**What the task requires:**
Going through the material below, please gather all lines with the word "試験方法" in them.

**Supplied material:**
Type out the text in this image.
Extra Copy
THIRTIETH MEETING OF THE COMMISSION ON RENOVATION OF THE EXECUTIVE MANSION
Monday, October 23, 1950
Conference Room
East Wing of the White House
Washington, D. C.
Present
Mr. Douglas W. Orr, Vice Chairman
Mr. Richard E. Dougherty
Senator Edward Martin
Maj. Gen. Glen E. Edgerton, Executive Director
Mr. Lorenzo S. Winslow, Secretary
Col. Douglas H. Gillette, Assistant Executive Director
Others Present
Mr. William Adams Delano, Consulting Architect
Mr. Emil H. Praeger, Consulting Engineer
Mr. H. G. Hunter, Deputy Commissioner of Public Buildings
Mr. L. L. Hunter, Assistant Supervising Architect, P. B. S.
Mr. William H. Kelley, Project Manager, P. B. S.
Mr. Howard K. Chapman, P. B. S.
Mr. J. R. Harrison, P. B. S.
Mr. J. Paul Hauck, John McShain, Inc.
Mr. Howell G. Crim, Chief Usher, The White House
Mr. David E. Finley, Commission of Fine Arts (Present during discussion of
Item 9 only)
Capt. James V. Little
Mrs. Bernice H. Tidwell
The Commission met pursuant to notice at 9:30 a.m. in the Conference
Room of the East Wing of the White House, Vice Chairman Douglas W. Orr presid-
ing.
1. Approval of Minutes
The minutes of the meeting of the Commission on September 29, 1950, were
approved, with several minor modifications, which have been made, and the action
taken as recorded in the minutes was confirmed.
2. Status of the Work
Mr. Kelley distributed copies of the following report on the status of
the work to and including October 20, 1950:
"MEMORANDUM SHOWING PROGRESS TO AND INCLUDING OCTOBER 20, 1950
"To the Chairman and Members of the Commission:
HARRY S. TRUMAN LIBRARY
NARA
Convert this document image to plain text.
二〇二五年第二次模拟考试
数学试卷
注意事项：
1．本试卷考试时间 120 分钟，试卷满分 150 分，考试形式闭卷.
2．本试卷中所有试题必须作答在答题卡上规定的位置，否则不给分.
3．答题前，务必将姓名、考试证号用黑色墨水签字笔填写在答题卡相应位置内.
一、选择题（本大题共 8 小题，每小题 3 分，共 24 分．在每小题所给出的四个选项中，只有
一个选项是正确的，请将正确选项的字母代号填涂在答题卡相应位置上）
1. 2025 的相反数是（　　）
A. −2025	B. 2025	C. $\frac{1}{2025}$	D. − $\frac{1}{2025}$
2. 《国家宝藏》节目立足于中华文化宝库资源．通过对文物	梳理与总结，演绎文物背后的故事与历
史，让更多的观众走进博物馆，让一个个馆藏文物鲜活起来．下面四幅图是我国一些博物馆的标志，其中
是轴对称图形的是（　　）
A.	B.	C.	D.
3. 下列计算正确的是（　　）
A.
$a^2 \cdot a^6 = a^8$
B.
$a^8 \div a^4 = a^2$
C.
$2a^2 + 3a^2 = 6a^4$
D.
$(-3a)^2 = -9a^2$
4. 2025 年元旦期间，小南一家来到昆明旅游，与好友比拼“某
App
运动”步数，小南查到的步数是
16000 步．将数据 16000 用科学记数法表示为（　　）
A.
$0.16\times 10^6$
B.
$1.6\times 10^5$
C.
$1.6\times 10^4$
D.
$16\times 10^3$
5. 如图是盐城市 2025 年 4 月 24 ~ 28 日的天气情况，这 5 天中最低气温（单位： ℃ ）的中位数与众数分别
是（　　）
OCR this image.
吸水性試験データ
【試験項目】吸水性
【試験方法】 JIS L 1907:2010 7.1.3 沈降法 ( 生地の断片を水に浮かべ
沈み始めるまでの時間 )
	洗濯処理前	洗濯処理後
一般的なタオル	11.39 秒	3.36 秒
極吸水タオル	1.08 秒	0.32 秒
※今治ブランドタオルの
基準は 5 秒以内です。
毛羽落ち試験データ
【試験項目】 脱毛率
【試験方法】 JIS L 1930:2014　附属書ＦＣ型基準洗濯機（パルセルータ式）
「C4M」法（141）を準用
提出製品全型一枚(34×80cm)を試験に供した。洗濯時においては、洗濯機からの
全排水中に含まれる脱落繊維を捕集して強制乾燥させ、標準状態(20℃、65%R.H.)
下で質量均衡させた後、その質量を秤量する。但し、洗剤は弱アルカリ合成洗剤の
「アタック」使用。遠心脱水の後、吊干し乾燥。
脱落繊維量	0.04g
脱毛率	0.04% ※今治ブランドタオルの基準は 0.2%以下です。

**Answer to this problem:**
【試験方法】 JIS L 1907:2010 7.1.3 沈降法 ( 生地の断片を水に浮かべ
【試験方法】 JIS L 1930:2014　附属書ＦＣ型基準洗濯機（パルセルータ式）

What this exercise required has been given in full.